TASK TO COMPLETE = Take the line containing "Enumerate this screenshot's" and every line after it in the data below, and print them exactly as given, with nothing else.

(Dataset excerpt)
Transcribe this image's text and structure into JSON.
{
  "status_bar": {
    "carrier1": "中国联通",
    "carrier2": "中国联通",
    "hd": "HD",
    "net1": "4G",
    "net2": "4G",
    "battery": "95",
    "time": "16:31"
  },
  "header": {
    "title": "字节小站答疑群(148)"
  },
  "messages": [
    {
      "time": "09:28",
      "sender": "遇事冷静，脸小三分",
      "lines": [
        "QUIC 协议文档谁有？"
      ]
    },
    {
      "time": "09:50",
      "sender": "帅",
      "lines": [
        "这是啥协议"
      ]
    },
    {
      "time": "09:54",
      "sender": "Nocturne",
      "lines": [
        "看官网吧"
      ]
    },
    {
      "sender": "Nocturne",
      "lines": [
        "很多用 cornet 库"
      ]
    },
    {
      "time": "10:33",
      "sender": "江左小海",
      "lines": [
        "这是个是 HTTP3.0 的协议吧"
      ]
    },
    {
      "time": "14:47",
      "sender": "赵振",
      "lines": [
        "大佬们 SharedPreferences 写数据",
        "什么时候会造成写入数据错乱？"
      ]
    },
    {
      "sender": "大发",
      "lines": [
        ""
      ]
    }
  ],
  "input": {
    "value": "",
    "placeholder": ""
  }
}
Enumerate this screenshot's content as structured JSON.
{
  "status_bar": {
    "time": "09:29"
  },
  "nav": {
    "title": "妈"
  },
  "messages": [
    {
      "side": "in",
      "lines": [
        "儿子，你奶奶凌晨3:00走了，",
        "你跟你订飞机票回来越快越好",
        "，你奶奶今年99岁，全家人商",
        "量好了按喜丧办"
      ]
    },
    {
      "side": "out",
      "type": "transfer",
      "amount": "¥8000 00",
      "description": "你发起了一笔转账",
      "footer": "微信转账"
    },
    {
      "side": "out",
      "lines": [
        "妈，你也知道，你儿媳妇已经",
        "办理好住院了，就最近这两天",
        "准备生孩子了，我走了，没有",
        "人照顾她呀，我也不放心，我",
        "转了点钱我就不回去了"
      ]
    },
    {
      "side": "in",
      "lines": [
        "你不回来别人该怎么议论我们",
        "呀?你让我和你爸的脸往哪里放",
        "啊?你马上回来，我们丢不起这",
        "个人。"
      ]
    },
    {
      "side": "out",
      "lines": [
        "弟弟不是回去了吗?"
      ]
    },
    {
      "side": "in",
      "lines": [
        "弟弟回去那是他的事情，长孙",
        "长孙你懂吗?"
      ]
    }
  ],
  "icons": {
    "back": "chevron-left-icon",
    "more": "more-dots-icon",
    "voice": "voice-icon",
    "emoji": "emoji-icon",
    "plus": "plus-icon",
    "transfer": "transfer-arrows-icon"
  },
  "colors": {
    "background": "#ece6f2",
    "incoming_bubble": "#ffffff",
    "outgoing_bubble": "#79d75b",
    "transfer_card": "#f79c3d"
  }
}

EXERCISE RESULT =
Enumerate this screenshot's content as structured JSON.
{
  "status_bar": {
    "time": "09:29"
  },
  "nav": {
    "title": "妈"
  },
  "messages": [
    {
      "side": "in",
      "lines": [
        "儿子，你奶奶凌晨3:00走了，",
        "你跟你订飞机票回来越快越好",
        "，你奶奶今年99岁，全家人商",
        "量好了按喜丧办"
      ]
    },
    {
      "side": "out",
      "type": "transfer",
      "amount": "¥8000 00",
      "description": "你发起了一笔转账",
      "footer": "微信转账"
    },
    {
      "side": "out",
      "lines": [
        "妈，你也知道，你儿媳妇已经",
        "办理好住院了，就最近这两天",
        "准备生孩子了，我走了，没有",
        "人照顾她呀，我也不放心，我",
        "转了点钱我就不回去了"
      ]
    },
    {
      "side": "in",
      "lines": [
        "你不回来别人该怎么议论我们",
        "呀?你让我和你爸的脸往哪里放",
        "啊?你马上回来，我们丢不起这",
        "个人。"
      ]
    },
    {
      "side": "out",
      "lines": [
        "弟弟不是回去了吗?"
      ]
    },
    {
      "side": "in",
      "lines": [
        "弟弟回去那是他的事情，长孙",
        "长孙你懂吗?"
      ]
    }
  ],
  "icons": {
    "back": "chevron-left-icon",
    "more": "more-dots-icon",
    "voice": "voice-icon",
    "emoji": "emoji-icon",
    "plus": "plus-icon",
    "transfer": "transfer-arrows-icon"
  },
  "colors": {
    "background": "#ece6f2",
    "incoming_bubble": "#ffffff",
    "outgoing_bubble": "#79d75b",
    "transfer_card": "#f79c3d"
  }
}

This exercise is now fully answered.